Start of Given records

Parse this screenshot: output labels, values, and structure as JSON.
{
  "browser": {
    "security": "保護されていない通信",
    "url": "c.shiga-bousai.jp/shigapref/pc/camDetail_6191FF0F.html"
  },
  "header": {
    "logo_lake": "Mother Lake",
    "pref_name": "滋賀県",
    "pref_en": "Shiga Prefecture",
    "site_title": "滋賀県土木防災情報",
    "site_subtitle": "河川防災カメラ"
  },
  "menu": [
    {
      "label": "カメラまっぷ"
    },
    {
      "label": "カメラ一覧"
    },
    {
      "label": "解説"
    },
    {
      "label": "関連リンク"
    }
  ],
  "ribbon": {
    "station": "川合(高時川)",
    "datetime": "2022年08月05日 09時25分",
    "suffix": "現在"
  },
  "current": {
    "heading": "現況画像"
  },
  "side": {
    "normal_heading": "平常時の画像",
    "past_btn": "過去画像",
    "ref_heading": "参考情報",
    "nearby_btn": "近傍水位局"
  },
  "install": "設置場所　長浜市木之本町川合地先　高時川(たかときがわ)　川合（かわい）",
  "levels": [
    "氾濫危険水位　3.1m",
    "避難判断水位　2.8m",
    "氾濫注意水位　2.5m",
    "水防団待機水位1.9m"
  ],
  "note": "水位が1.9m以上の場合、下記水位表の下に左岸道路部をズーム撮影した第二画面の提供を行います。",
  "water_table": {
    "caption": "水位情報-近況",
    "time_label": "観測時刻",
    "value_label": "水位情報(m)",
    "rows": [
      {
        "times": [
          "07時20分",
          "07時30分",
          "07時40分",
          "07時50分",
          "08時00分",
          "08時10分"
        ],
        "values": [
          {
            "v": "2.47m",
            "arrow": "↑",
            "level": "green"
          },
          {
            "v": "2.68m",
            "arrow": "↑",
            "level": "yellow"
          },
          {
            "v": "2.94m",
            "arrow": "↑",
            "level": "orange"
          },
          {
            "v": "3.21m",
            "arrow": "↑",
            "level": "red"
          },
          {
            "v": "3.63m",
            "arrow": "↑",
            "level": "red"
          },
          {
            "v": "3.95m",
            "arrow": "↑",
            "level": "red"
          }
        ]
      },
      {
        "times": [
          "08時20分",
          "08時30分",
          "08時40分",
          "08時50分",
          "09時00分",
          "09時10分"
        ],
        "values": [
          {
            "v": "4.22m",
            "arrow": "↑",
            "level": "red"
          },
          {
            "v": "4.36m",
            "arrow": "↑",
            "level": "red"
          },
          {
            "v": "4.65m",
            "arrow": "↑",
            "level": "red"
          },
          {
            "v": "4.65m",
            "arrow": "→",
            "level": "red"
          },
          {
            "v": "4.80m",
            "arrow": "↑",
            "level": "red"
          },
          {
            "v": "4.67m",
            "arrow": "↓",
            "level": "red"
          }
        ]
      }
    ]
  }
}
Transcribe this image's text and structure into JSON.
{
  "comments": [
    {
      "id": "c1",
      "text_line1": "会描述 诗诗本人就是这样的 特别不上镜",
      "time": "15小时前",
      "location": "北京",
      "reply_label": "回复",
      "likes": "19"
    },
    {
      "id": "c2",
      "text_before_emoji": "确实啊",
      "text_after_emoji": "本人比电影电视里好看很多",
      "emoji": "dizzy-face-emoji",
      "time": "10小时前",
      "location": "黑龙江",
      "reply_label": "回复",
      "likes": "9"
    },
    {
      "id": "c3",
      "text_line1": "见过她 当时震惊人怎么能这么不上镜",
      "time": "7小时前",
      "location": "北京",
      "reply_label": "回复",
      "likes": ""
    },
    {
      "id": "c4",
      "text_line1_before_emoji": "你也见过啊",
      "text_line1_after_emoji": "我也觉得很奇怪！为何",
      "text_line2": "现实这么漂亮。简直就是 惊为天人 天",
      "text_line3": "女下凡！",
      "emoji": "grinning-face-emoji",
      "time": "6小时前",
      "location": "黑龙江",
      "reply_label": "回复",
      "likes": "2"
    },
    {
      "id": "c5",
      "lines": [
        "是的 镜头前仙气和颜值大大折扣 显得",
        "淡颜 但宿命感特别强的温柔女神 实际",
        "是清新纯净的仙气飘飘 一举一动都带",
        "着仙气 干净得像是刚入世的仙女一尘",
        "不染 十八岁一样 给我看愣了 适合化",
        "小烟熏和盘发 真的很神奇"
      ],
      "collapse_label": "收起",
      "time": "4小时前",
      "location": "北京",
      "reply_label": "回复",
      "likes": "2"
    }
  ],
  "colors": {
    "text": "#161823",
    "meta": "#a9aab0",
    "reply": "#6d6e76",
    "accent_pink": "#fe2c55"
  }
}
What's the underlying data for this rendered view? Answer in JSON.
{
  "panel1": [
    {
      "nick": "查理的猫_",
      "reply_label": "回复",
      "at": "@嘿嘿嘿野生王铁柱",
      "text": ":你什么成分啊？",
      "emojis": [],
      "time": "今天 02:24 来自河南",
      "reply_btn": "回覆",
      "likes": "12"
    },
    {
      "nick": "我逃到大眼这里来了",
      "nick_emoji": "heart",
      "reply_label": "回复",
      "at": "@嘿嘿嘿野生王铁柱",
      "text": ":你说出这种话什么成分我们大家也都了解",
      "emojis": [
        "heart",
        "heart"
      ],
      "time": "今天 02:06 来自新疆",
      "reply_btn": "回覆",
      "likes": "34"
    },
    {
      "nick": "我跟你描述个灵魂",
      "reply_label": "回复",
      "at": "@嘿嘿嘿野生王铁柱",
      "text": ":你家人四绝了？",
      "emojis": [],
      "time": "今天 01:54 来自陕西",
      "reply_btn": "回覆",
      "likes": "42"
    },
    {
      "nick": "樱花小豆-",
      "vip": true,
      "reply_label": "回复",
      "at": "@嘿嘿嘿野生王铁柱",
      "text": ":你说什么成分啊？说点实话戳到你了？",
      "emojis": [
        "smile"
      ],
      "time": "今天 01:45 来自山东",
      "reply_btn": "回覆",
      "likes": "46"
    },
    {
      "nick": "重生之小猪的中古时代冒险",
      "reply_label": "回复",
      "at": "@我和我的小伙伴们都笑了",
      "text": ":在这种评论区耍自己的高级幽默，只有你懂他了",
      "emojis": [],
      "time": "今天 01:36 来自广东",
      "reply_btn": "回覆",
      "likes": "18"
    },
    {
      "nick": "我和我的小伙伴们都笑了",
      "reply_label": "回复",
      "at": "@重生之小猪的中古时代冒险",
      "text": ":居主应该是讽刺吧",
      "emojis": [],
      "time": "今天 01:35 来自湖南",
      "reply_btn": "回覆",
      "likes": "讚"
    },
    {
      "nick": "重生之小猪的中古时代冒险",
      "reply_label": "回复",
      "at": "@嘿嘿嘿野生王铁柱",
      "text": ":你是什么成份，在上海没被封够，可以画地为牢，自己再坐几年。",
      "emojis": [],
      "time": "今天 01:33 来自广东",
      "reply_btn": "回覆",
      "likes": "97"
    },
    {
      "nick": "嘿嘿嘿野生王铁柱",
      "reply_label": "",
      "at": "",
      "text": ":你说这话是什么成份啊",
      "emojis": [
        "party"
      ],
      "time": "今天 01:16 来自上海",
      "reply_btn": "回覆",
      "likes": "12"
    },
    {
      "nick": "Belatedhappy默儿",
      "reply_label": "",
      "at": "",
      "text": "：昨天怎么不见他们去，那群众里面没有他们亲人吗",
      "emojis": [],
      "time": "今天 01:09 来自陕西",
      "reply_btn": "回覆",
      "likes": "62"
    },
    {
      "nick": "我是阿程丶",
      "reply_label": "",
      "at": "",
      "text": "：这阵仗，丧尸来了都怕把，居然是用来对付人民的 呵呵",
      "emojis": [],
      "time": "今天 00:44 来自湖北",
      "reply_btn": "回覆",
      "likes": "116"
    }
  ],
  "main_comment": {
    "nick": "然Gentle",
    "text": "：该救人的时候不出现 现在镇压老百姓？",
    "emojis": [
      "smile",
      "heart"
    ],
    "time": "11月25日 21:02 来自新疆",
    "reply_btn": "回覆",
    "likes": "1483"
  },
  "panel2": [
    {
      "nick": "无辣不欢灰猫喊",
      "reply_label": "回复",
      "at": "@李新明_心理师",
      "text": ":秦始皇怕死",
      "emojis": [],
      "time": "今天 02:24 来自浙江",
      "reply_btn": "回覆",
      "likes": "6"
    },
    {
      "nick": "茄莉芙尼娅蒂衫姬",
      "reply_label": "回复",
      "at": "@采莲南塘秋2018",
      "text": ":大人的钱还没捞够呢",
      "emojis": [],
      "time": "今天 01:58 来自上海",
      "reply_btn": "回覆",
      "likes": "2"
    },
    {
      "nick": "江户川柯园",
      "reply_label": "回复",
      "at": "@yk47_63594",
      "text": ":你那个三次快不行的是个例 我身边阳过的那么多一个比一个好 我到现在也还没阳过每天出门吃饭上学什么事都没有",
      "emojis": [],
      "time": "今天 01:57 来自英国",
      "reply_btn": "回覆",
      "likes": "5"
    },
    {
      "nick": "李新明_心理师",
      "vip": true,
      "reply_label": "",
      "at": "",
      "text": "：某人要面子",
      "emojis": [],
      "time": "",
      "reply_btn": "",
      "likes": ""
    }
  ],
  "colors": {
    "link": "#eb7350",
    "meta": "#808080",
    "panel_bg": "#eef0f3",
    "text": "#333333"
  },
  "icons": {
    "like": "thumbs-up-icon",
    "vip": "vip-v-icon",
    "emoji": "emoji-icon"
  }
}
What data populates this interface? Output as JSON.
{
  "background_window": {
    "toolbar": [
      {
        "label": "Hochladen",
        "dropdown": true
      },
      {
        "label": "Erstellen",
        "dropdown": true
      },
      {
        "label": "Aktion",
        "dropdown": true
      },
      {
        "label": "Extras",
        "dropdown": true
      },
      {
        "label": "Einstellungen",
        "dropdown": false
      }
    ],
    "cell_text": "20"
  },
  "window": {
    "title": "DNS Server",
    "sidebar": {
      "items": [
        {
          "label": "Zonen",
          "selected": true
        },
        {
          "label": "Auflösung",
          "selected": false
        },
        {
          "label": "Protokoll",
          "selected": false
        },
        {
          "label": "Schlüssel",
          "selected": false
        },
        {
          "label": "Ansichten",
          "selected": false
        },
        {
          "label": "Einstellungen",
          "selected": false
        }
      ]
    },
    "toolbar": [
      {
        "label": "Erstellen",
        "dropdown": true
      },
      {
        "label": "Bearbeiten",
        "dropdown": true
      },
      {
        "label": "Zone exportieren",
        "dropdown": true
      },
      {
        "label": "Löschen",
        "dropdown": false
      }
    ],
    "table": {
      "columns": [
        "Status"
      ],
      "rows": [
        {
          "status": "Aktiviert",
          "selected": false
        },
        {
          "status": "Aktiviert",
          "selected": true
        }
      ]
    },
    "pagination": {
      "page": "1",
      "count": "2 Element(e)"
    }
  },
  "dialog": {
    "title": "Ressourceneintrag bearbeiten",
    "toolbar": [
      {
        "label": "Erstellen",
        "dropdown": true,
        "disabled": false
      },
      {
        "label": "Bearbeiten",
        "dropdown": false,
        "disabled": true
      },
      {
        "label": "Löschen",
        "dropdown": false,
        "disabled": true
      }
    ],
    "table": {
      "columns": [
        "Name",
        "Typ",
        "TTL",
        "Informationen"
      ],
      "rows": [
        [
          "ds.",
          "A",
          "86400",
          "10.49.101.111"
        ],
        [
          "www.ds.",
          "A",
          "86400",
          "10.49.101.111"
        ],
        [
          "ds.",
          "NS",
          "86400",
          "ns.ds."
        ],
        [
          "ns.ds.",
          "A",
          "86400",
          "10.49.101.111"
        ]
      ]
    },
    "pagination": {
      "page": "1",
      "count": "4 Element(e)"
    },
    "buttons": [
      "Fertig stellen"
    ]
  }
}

End of Given records

What is being asked: The answer is one number: how many lines of the material above contain "来自新疆".

Written response: 2